* start *
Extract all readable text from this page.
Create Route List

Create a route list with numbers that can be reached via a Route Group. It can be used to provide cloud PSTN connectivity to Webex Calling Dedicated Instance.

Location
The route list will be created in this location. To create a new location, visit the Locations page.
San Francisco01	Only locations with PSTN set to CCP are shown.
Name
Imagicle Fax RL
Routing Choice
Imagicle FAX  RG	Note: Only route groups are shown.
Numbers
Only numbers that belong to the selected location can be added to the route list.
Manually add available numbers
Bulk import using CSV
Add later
* end *
* start *
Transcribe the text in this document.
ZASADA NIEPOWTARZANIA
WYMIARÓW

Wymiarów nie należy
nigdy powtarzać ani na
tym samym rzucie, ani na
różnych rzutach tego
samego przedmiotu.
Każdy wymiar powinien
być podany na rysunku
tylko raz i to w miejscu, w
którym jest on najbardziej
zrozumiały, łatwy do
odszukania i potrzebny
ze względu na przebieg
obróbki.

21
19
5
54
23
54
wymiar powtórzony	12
* end *
* start *
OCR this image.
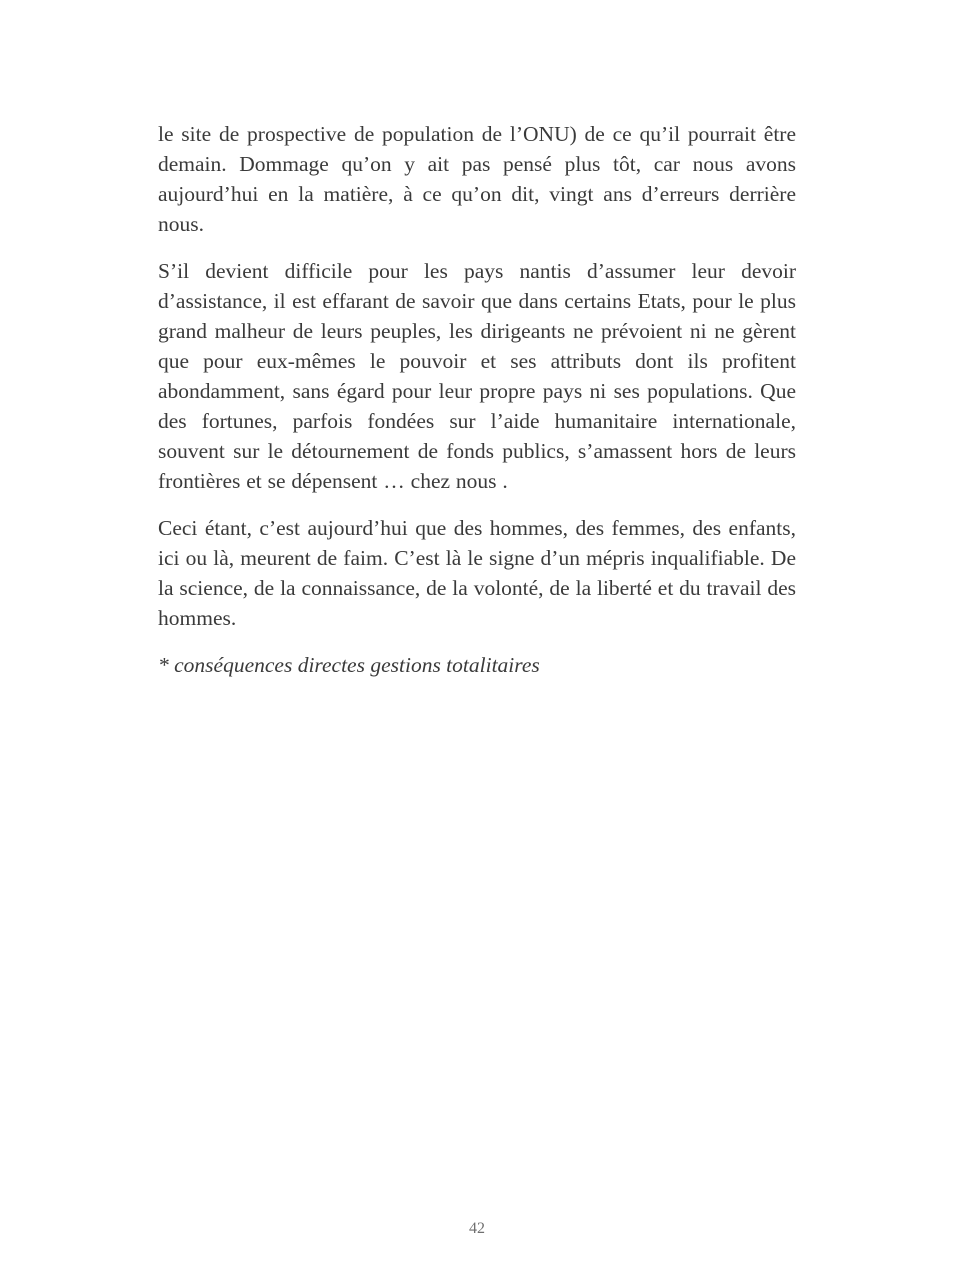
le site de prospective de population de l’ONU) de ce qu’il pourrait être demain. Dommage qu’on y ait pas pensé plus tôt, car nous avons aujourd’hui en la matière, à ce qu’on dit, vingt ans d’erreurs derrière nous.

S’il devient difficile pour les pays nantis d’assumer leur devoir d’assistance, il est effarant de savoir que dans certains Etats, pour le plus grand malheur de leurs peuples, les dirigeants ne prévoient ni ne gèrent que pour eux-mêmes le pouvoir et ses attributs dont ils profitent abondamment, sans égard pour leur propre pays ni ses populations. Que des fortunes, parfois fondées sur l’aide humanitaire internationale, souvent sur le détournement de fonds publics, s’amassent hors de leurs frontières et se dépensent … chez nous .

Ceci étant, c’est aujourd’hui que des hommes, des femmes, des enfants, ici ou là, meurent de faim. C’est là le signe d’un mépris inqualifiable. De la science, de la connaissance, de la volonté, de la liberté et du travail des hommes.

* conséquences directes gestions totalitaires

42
* end *
▸ **WHAT IS BEING ASKED**
Give only the number of lines in the entries above that hold the string "aujourd".

▸ **ANSWER TO THE EXERCISE**
2